STATED PROBLEM: Copy the items in the stretch from the line containing "Decompose this screenshot" through the line containing "svg-text:ø195: ø195: [276, 321, 307, 338]", changing "bounding boxes" to "box coordinates" and keeping everything else the same.
— BEGIN EXTRACTED ENTRIES —
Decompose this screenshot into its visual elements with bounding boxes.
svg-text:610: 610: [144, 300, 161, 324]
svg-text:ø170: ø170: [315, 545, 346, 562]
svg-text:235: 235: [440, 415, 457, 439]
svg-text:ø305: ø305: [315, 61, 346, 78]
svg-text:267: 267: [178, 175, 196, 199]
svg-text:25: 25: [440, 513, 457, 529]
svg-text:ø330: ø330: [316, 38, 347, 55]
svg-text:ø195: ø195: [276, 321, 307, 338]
— END EXTRACTED ENTRIES —
— BEGIN EXTRACTED ENTRIES —
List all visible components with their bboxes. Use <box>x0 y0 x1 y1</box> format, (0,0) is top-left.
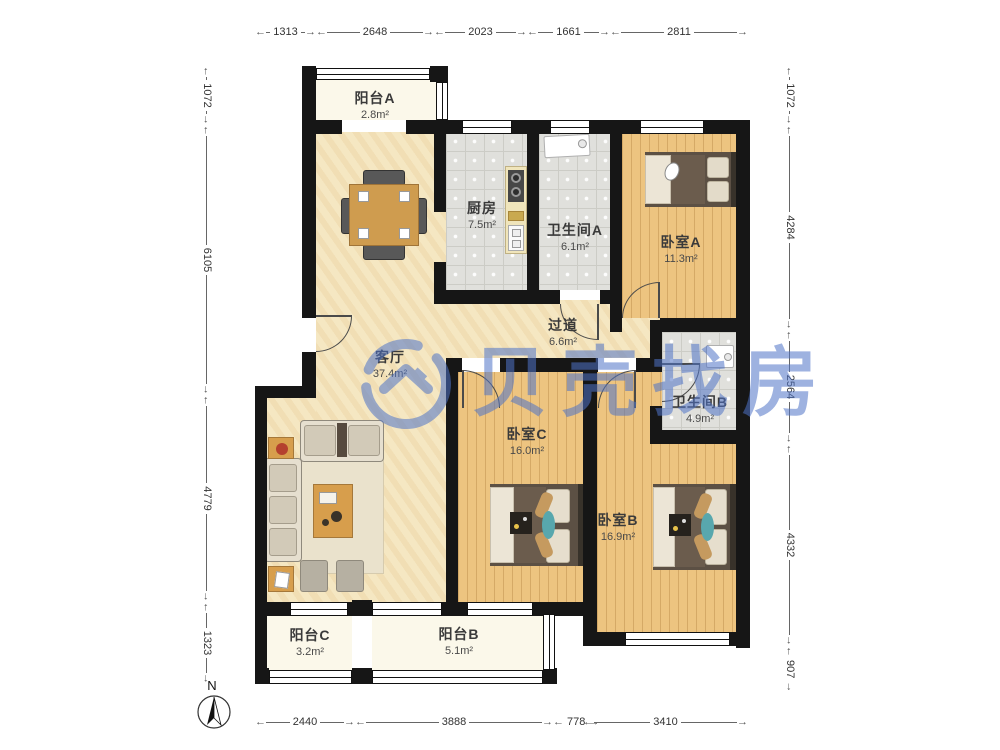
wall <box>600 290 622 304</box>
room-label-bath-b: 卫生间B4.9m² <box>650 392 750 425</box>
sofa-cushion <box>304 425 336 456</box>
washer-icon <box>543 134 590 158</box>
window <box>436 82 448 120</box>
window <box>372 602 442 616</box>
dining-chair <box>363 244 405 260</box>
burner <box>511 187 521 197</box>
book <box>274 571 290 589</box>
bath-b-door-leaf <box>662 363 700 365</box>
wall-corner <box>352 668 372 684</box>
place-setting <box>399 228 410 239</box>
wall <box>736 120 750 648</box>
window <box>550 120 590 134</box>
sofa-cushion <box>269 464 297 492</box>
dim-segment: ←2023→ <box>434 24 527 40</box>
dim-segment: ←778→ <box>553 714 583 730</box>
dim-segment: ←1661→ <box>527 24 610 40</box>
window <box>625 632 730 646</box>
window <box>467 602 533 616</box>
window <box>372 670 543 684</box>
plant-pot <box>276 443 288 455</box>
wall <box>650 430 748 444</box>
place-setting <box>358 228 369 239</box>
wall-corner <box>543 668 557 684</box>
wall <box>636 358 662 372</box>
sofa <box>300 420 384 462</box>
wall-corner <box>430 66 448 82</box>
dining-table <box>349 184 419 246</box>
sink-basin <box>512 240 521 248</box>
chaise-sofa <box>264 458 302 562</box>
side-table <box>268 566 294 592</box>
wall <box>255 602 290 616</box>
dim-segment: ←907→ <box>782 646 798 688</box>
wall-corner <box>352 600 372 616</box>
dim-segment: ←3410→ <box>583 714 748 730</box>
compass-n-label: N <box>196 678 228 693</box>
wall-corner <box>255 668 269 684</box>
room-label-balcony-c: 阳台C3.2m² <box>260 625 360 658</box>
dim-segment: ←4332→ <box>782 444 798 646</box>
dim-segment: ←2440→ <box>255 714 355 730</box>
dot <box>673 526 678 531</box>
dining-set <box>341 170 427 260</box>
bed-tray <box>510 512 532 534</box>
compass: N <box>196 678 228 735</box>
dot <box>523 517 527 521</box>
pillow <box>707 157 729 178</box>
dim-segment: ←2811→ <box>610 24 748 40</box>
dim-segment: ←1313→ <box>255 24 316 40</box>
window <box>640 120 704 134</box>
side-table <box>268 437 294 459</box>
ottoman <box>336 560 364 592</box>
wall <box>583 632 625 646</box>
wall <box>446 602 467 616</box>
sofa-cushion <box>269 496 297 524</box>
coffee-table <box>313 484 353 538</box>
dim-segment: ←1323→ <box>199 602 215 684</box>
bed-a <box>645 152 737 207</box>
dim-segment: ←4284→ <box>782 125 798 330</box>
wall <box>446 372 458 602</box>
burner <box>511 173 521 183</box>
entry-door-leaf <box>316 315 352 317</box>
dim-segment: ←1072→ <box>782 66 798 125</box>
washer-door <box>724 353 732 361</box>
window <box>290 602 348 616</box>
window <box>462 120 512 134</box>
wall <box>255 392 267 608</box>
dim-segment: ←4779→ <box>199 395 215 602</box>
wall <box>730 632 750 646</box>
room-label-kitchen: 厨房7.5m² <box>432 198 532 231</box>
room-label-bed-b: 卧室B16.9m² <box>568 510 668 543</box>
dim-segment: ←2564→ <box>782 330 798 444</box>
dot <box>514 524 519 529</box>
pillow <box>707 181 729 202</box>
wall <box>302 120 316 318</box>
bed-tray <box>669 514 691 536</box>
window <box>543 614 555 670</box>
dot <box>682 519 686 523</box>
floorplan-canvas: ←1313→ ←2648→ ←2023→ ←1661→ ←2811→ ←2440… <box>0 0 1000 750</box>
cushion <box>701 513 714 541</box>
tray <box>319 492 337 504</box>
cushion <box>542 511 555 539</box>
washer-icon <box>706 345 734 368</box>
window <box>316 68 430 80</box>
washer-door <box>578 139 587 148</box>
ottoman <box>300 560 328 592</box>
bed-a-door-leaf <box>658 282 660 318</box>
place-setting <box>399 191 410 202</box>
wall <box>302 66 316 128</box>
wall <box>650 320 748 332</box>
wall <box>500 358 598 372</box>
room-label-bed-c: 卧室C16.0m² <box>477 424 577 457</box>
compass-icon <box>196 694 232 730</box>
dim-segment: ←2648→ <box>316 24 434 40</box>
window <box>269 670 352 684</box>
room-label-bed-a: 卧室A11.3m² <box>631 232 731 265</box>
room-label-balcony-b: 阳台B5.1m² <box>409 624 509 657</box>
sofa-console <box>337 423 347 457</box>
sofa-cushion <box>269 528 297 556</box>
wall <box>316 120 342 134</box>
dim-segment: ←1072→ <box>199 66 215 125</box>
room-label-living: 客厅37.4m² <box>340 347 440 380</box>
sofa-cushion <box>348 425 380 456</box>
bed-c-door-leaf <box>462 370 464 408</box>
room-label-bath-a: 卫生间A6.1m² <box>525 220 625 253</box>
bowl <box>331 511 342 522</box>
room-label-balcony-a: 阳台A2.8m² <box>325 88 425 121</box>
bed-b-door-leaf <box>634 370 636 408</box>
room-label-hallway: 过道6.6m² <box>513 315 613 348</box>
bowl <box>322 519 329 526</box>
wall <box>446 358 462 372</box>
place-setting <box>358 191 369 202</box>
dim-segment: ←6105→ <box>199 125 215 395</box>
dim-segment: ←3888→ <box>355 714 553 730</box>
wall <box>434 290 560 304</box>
— END EXTRACTED ENTRIES —
COMPLETE RESPONSE:
Decompose this screenshot into its visual elements with box coordinates.
svg-text:610: 610: [144, 300, 161, 324]
svg-text:ø170: ø170: [315, 545, 346, 562]
svg-text:235: 235: [440, 415, 457, 439]
svg-text:ø305: ø305: [315, 61, 346, 78]
svg-text:267: 267: [178, 175, 196, 199]
svg-text:25: 25: [440, 513, 457, 529]
svg-text:ø330: ø330: [316, 38, 347, 55]
svg-text:ø195: ø195: [276, 321, 307, 338]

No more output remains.